- _WRITTEN REQUEST_
Return the complete listing that follows, with each line reproduced exactly.

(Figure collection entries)
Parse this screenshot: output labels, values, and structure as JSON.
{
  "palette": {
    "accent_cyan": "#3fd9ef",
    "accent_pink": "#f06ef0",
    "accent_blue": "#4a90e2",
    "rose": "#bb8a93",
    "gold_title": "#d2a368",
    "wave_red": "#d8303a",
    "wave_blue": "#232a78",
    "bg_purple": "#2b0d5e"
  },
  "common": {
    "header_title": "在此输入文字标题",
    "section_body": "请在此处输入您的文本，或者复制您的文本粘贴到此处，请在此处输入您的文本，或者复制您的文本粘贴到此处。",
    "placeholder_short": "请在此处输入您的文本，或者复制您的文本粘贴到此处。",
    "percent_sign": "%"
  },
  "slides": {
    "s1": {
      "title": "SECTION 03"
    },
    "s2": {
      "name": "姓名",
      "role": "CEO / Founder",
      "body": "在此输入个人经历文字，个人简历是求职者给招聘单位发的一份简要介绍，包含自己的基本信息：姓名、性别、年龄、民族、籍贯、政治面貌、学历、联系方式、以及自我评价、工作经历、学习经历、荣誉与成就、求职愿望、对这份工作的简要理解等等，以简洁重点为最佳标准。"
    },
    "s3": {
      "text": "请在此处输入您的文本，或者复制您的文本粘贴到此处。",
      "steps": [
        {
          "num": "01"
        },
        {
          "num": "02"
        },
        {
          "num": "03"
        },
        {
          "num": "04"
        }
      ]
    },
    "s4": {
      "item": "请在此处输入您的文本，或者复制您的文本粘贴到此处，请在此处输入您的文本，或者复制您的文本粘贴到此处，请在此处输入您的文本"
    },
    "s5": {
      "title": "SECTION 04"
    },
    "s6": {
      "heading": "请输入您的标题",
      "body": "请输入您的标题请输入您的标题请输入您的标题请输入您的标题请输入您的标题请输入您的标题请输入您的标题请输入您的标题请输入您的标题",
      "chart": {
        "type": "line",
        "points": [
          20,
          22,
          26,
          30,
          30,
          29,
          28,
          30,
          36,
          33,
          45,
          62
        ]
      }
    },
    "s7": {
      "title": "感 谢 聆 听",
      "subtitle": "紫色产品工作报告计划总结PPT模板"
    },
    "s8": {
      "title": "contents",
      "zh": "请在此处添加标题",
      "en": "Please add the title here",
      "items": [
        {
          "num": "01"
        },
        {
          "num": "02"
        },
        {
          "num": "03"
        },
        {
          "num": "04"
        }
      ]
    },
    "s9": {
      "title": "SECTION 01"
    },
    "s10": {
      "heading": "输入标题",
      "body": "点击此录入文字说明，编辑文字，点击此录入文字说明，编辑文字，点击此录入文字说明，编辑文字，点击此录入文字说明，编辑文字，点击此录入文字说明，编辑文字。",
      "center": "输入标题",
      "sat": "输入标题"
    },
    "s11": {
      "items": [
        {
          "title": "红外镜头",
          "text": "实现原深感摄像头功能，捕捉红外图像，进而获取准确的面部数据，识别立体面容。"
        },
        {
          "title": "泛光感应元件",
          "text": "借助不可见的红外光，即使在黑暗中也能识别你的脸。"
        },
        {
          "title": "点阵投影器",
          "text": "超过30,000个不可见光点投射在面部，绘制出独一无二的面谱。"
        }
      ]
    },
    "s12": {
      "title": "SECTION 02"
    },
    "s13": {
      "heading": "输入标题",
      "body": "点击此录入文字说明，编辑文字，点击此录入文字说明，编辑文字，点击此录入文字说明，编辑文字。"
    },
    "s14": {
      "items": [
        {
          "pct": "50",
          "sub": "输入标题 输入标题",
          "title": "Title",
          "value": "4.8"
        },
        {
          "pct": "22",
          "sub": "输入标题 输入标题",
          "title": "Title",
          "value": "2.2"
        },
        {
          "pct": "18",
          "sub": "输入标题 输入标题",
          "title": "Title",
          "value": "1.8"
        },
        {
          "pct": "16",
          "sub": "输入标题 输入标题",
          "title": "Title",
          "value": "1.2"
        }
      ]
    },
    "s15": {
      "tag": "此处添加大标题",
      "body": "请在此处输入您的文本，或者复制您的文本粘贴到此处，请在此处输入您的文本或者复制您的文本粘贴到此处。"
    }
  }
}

- _EXERCISE OUTPUT_
Parse this screenshot: output labels, values, and structure as JSON.
{
  "palette": {
    "accent_cyan": "#3fd9ef",
    "accent_pink": "#f06ef0",
    "accent_blue": "#4a90e2",
    "rose": "#bb8a93",
    "gold_title": "#d2a368",
    "wave_red": "#d8303a",
    "wave_blue": "#232a78",
    "bg_purple": "#2b0d5e"
  },
  "common": {
    "header_title": "在此输入文字标题",
    "section_body": "请在此处输入您的文本，或者复制您的文本粘贴到此处，请在此处输入您的文本，或者复制您的文本粘贴到此处。",
    "placeholder_short": "请在此处输入您的文本，或者复制您的文本粘贴到此处。",
    "percent_sign": "%"
  },
  "slides": {
    "s1": {
      "title": "SECTION 03"
    },
    "s2": {
      "name": "姓名",
      "role": "CEO / Founder",
      "body": "在此输入个人经历文字，个人简历是求职者给招聘单位发的一份简要介绍，包含自己的基本信息：姓名、性别、年龄、民族、籍贯、政治面貌、学历、联系方式、以及自我评价、工作经历、学习经历、荣誉与成就、求职愿望、对这份工作的简要理解等等，以简洁重点为最佳标准。"
    },
    "s3": {
      "text": "请在此处输入您的文本，或者复制您的文本粘贴到此处。",
      "steps": [
        {
          "num": "01"
        },
        {
          "num": "02"
        },
        {
          "num": "03"
        },
        {
          "num": "04"
        }
      ]
    },
    "s4": {
      "item": "请在此处输入您的文本，或者复制您的文本粘贴到此处，请在此处输入您的文本，或者复制您的文本粘贴到此处，请在此处输入您的文本"
    },
    "s5": {
      "title": "SECTION 04"
    },
    "s6": {
      "heading": "请输入您的标题",
      "body": "请输入您的标题请输入您的标题请输入您的标题请输入您的标题请输入您的标题请输入您的标题请输入您的标题请输入您的标题请输入您的标题",
      "chart": {
        "type": "line",
        "points": [
          20,
          22,
          26,
          30,
          30,
          29,
          28,
          30,
          36,
          33,
          45,
          62
        ]
      }
    },
    "s7": {
      "title": "感 谢 聆 听",
      "subtitle": "紫色产品工作报告计划总结PPT模板"
    },
    "s8": {
      "title": "contents",
      "zh": "请在此处添加标题",
      "en": "Please add the title here",
      "items": [
        {
          "num": "01"
        },
        {
          "num": "02"
        },
        {
          "num": "03"
        },
        {
          "num": "04"
        }
      ]
    },
    "s9": {
      "title": "SECTION 01"
    },
    "s10": {
      "heading": "输入标题",
      "body": "点击此录入文字说明，编辑文字，点击此录入文字说明，编辑文字，点击此录入文字说明，编辑文字，点击此录入文字说明，编辑文字，点击此录入文字说明，编辑文字。",
      "center": "输入标题",
      "sat": "输入标题"
    },
    "s11": {
      "items": [
        {
          "title": "红外镜头",
          "text": "实现原深感摄像头功能，捕捉红外图像，进而获取准确的面部数据，识别立体面容。"
        },
        {
          "title": "泛光感应元件",
          "text": "借助不可见的红外光，即使在黑暗中也能识别你的脸。"
        },
        {
          "title": "点阵投影器",
          "text": "超过30,000个不可见光点投射在面部，绘制出独一无二的面谱。"
        }
      ]
    },
    "s12": {
      "title": "SECTION 02"
    },
    "s13": {
      "heading": "输入标题",
      "body": "点击此录入文字说明，编辑文字，点击此录入文字说明，编辑文字，点击此录入文字说明，编辑文字。"
    },
    "s14": {
      "items": [
        {
          "pct": "50",
          "sub": "输入标题 输入标题",
          "title": "Title",
          "value": "4.8"
        },
        {
          "pct": "22",
          "sub": "输入标题 输入标题",
          "title": "Title",
          "value": "2.2"
        },
        {
          "pct": "18",
          "sub": "输入标题 输入标题",
          "title": "Title",
          "value": "1.8"
        },
        {
          "pct": "16",
          "sub": "输入标题 输入标题",
          "title": "Title",
          "value": "1.2"
        }
      ]
    },
    "s15": {
      "tag": "此处添加大标题",
      "body": "请在此处输入您的文本，或者复制您的文本粘贴到此处，请在此处输入您的文本或者复制您的文本粘贴到此处。"
    }
  }
}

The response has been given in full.